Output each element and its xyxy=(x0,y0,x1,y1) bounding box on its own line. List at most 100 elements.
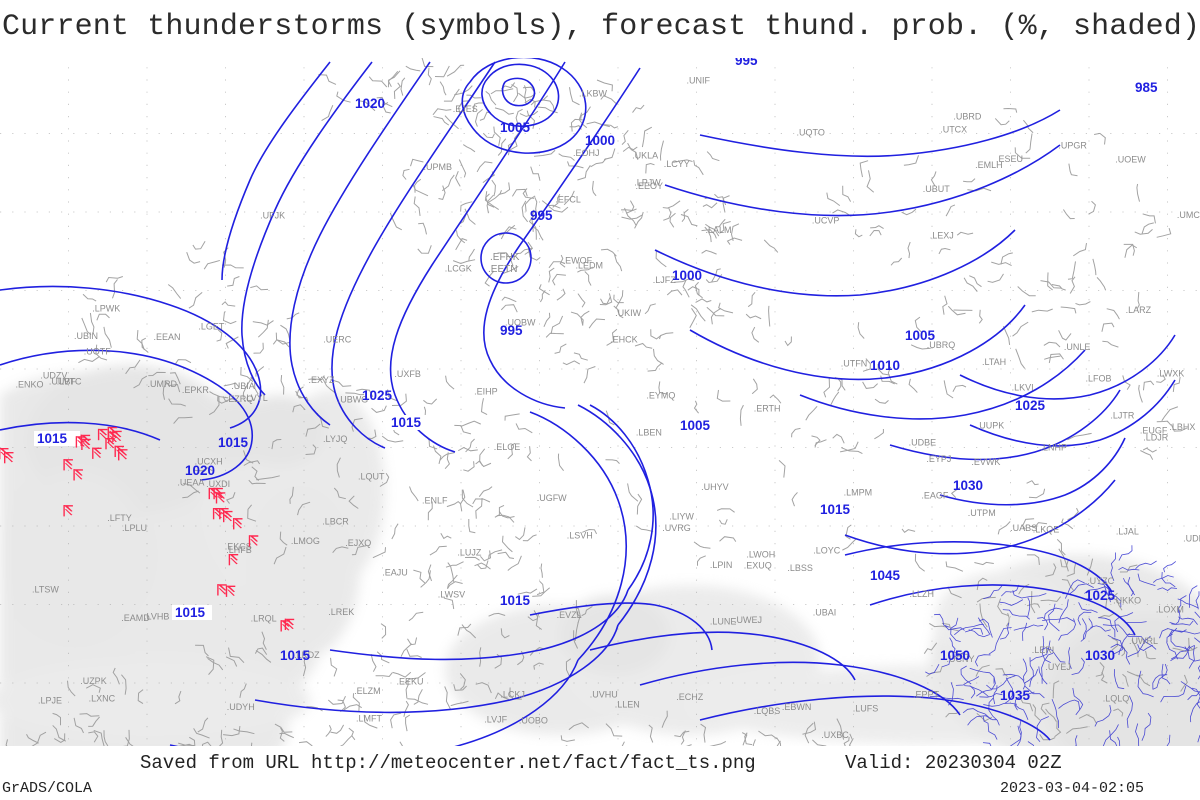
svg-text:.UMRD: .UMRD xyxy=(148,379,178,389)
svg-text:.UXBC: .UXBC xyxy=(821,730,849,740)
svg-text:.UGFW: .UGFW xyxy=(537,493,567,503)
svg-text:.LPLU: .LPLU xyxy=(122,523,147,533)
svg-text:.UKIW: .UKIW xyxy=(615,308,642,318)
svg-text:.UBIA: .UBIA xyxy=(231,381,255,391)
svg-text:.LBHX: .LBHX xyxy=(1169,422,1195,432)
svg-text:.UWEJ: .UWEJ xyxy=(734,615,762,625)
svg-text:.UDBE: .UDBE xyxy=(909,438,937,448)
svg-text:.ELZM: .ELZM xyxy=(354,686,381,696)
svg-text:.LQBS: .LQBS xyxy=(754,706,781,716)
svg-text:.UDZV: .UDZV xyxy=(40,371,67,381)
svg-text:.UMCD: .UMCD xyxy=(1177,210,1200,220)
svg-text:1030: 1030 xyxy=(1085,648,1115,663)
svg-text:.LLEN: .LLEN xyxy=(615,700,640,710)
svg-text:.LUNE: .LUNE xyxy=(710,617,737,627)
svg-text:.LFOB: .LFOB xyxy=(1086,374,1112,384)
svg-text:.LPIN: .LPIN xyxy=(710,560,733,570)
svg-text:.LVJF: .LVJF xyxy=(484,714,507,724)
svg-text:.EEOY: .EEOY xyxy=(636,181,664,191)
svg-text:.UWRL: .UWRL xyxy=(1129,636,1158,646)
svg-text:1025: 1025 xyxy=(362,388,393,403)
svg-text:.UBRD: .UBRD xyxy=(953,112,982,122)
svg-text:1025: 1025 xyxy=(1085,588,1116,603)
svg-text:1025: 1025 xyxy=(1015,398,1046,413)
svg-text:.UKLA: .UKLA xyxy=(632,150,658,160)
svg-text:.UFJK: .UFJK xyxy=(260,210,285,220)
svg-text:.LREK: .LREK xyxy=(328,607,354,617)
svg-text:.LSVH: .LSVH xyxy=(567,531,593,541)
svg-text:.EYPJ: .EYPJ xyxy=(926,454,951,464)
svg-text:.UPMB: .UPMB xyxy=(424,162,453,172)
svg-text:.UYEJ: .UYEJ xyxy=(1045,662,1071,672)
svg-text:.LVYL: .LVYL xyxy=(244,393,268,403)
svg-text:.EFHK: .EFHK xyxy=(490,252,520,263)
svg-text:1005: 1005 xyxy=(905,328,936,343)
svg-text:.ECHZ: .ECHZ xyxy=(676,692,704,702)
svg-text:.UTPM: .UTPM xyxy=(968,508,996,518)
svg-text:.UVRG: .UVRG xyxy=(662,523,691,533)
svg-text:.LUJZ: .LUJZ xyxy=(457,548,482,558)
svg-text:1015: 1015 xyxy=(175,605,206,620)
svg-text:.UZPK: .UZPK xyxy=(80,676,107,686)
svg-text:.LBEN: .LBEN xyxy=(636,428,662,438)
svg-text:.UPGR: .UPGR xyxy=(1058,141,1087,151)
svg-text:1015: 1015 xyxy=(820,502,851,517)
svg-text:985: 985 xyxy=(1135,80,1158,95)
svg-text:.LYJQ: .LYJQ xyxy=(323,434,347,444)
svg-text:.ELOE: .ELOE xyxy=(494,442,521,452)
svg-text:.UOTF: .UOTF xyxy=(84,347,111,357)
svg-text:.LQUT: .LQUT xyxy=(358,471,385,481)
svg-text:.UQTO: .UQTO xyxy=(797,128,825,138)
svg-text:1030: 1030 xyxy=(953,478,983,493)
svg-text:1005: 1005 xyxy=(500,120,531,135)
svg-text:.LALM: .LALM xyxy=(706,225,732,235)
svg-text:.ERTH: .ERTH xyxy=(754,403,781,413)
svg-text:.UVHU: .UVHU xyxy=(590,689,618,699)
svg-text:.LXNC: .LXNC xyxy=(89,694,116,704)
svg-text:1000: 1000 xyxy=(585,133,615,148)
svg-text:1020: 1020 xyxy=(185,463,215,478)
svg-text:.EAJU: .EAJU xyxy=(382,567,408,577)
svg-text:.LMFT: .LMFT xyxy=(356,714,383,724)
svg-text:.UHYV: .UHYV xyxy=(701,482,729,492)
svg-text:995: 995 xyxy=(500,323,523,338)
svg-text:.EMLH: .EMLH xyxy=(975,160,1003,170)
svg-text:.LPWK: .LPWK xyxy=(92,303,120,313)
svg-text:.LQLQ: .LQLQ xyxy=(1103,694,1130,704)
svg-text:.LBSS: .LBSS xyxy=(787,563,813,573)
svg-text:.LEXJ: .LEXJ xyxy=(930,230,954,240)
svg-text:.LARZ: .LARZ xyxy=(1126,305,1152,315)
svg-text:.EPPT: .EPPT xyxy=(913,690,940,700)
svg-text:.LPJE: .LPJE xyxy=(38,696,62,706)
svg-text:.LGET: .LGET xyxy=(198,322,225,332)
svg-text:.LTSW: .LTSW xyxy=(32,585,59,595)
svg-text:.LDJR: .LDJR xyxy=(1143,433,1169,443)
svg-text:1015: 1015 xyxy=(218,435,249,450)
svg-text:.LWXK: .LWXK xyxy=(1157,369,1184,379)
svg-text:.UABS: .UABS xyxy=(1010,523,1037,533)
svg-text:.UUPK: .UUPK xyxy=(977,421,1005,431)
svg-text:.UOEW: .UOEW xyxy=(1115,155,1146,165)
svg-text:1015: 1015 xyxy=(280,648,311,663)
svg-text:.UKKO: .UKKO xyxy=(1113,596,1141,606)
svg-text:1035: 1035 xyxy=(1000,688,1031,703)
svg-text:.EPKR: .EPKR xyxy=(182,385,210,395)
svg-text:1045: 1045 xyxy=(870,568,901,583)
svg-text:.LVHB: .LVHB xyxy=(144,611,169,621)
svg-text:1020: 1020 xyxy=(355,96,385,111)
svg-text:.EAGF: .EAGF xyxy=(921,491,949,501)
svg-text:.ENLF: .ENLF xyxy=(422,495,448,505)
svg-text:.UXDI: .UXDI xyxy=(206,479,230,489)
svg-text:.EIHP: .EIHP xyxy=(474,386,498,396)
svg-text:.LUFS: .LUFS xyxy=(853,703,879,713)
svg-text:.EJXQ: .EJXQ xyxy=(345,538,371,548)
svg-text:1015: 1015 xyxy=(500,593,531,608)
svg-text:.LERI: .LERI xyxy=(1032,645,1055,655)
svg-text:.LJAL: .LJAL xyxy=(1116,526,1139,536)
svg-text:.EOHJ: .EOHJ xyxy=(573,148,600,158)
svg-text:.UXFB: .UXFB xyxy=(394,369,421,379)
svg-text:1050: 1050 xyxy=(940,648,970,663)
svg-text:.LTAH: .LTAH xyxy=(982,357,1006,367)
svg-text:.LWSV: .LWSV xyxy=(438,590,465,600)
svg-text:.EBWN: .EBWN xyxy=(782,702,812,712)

*-*-*

Stated problem:
Count the lines of the data above that contain the string "elements", treating uppercase and lowercase as different. Give only the number.

Answer to this exercise:
1